▶ _THE PROBLEM_:
Of all the lines in this data, how many include "Onondaga"? Respond with the number only.
"""
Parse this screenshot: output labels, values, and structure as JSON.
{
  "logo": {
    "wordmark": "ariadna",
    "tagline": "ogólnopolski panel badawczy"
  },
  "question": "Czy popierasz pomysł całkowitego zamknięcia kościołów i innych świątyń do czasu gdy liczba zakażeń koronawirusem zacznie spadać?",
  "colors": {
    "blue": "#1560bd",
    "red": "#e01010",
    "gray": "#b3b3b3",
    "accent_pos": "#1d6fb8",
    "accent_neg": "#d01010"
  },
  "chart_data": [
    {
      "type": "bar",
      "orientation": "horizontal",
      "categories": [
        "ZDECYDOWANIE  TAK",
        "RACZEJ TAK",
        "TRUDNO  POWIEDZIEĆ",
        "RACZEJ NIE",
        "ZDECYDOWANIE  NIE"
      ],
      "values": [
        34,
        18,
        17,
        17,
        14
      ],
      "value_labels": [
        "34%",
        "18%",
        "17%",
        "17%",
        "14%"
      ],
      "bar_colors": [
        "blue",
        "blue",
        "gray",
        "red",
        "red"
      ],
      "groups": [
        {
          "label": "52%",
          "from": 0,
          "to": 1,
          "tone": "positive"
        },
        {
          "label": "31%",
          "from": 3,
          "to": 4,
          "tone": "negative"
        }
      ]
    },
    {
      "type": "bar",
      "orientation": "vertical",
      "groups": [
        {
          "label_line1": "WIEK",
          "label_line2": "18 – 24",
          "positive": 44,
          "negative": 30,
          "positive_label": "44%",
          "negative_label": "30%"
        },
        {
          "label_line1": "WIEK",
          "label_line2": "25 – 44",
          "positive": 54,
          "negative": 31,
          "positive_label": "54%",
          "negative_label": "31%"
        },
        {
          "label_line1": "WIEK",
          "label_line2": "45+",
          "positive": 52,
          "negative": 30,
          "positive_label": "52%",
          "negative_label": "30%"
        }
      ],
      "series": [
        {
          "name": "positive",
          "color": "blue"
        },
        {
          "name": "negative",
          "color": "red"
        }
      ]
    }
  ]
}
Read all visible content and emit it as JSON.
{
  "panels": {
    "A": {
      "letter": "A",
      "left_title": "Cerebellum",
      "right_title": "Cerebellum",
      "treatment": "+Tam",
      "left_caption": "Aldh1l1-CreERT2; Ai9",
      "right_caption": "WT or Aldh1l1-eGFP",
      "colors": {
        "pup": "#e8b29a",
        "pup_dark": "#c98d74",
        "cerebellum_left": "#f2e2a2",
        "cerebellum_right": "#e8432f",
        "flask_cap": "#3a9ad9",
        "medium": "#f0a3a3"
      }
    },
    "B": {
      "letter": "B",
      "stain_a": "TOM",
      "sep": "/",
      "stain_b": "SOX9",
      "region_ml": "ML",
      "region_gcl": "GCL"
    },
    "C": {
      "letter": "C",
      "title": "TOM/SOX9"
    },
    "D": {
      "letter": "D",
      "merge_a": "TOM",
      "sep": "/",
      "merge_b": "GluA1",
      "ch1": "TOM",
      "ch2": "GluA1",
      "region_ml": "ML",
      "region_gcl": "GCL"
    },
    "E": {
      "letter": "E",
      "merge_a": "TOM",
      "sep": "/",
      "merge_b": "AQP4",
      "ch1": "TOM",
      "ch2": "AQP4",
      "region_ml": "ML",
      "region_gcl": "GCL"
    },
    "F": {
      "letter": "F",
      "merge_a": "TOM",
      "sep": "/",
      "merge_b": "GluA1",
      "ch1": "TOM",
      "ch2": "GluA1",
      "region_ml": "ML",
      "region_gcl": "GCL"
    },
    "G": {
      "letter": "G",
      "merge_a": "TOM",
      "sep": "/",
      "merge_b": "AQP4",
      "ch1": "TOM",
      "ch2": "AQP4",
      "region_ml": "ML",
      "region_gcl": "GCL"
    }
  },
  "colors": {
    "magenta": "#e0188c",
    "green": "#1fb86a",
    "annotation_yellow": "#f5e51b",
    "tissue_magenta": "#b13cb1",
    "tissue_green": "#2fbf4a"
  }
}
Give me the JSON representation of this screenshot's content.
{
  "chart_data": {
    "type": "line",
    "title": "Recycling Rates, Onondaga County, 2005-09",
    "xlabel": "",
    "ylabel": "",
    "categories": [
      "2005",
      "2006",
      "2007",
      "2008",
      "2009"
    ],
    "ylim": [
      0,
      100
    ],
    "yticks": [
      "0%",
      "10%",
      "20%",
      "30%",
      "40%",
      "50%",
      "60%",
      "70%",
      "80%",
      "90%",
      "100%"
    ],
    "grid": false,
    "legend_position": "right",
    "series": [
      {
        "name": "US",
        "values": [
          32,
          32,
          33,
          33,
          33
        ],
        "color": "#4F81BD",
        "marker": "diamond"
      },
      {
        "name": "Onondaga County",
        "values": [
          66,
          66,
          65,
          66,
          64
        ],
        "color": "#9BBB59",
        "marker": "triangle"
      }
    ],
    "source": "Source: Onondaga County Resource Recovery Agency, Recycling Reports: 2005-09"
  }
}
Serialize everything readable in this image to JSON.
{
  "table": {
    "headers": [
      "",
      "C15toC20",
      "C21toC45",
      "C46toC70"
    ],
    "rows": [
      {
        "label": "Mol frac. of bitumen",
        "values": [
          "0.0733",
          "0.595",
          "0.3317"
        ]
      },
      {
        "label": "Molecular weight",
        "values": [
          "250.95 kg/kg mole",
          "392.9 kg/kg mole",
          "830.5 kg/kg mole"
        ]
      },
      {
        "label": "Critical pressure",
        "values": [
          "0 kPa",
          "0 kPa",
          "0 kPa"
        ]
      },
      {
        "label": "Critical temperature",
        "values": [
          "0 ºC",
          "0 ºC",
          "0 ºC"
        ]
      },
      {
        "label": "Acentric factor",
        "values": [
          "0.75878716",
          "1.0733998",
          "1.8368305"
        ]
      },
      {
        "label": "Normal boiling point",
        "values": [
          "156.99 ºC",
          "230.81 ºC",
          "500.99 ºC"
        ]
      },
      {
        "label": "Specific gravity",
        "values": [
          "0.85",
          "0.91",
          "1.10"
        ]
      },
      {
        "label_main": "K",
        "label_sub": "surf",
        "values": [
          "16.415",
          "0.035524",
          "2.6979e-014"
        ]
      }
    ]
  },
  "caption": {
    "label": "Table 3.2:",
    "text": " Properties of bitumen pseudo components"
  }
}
"""
▶ _THE SOLUTION_:
3